[START RECORDS FOR THIS TASK]
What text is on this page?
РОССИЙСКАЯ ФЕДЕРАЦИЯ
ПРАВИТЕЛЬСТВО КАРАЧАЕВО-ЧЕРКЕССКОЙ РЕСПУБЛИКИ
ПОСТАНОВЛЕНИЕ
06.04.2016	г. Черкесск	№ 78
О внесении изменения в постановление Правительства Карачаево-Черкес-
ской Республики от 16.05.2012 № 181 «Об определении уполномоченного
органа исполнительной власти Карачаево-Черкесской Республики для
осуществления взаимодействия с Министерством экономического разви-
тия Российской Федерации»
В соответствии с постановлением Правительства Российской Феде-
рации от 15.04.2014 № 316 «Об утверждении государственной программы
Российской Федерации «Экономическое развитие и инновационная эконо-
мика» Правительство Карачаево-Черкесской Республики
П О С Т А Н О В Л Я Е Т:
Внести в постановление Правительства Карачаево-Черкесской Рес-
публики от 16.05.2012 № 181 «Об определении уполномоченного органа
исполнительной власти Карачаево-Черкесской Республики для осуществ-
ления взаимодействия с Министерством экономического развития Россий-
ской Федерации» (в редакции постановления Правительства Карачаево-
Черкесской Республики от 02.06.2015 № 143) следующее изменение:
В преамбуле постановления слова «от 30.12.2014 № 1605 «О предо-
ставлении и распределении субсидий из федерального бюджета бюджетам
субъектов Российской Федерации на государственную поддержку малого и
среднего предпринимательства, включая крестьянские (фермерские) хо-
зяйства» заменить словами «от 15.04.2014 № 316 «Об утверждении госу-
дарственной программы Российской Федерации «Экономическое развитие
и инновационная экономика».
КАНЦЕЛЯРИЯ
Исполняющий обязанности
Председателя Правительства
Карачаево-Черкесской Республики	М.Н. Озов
[END RECORDS FOR THIS TASK]
▶ **YOUR GOAL**
In the listing, find all lines with the string "власти" and copy them.

▶ **ANSWER FOR THE TASK**
органа исполнительной власти Карачаево-Черкесской Республики для
исполнительной власти Карачаево-Черкесской Республики для осуществ-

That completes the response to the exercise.